Each line containing the word "title" must be collected.

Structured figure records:
- - -
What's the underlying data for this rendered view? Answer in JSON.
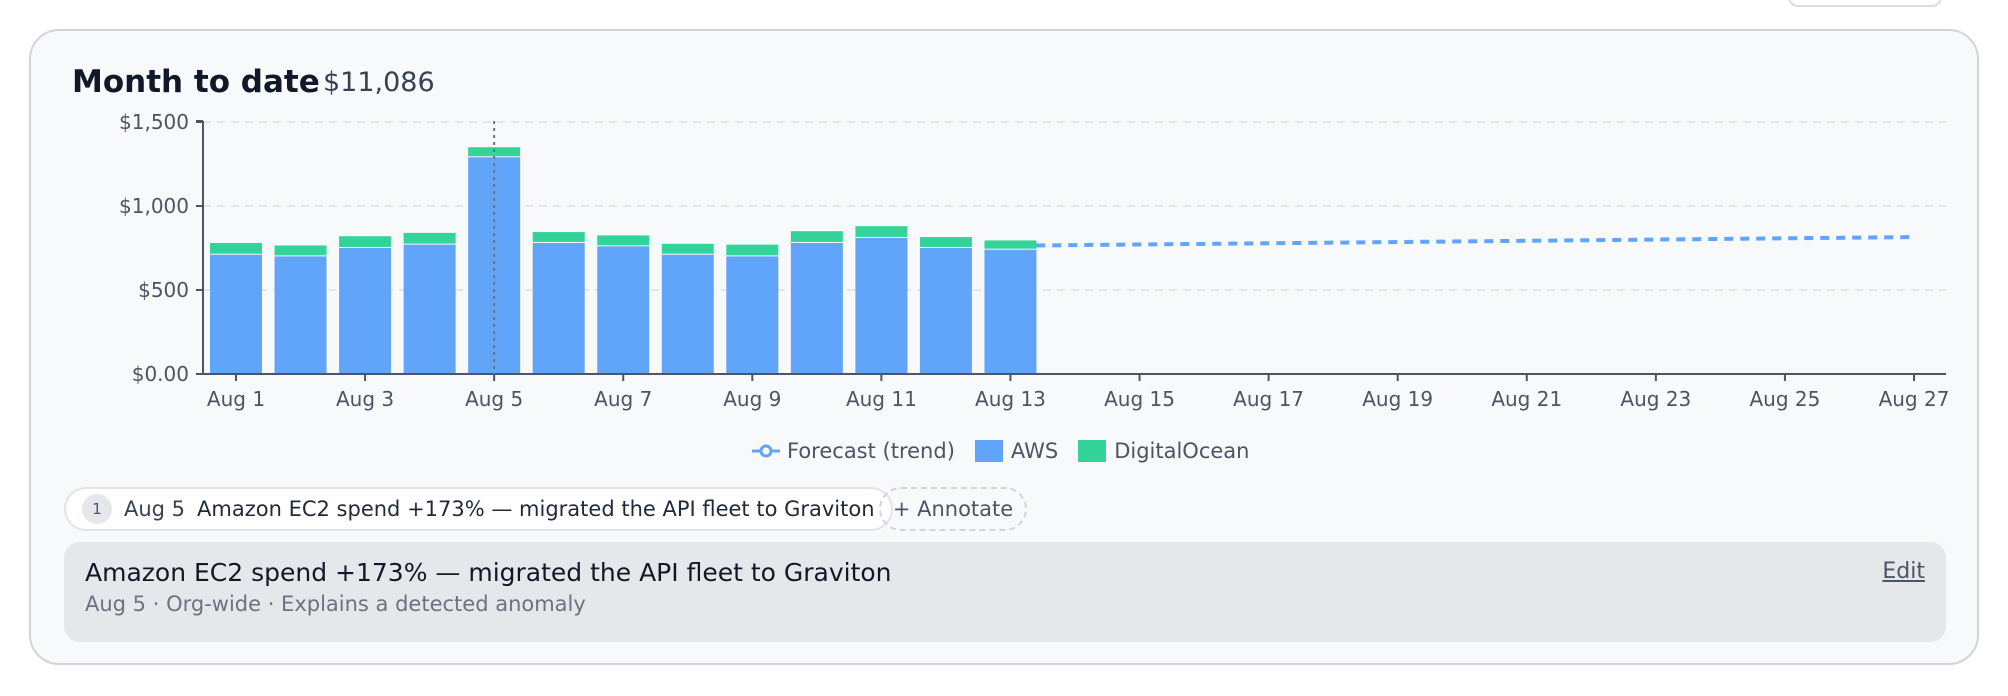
{
  "card": {
    "title": "Month to date",
    "total": "$11,086"
  },
  "legend": {
    "forecast": "Forecast (trend)",
    "aws": "AWS",
    "digitalocean": "DigitalOcean"
  },
  "colors": {
    "aws": "#60a5fa",
    "digitalocean": "#34d399",
    "forecast": "#60a5fa",
    "grid": "#d9dde3",
    "axis": "#4b5563"
  },
  "annotation": {
    "number": "1",
    "date": "Aug 5",
    "text": "Amazon EC2 spend +173% — migrated the API fleet to Graviton",
    "annotate_label": "+ Annotate"
  },
  "detail": {
    "title": "Amazon EC2 spend +173% — migrated the API fleet to Graviton",
    "meta": "Aug 5 · Org-wide · Explains a detected anomaly",
    "edit_label": "Edit"
  },
  "chart_data": {
    "type": "bar",
    "stacked": true,
    "x_range": [
      1,
      27
    ],
    "ylim": [
      0,
      1500
    ],
    "y_ticks": [
      0,
      500,
      1000,
      1500
    ],
    "y_tick_labels": [
      "$0.00",
      "$500",
      "$1,000",
      "$1,500"
    ],
    "x_ticks": [
      1,
      3,
      5,
      7,
      9,
      11,
      13,
      15,
      17,
      19,
      21,
      23,
      25,
      27
    ],
    "x_tick_labels": [
      "Aug 1",
      "Aug 3",
      "Aug 5",
      "Aug 7",
      "Aug 9",
      "Aug 11",
      "Aug 13",
      "Aug 15",
      "Aug 17",
      "Aug 19",
      "Aug 21",
      "Aug 23",
      "Aug 25",
      "Aug 27"
    ],
    "categories": [
      "Aug 1",
      "Aug 2",
      "Aug 3",
      "Aug 4",
      "Aug 5",
      "Aug 6",
      "Aug 7",
      "Aug 8",
      "Aug 9",
      "Aug 10",
      "Aug 11",
      "Aug 12",
      "Aug 13"
    ],
    "series": [
      {
        "name": "AWS",
        "values": [
          710,
          700,
          750,
          770,
          1290,
          780,
          760,
          710,
          700,
          780,
          810,
          750,
          740
        ]
      },
      {
        "name": "DigitalOcean",
        "values": [
          70,
          65,
          70,
          70,
          60,
          65,
          65,
          65,
          70,
          70,
          70,
          65,
          55
        ]
      }
    ],
    "forecast": {
      "name": "Forecast (trend)",
      "x": [
        13.4,
        27
      ],
      "y": [
        765,
        815
      ]
    },
    "marker_x": 5,
    "grid": true,
    "legend_position": "bottom-center"
  }
}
- - -
# FULL OUTPUT:
    "title": "Month to date",
    "title": "Amazon EC2 spend +173% — migrated the API fleet to Graviton",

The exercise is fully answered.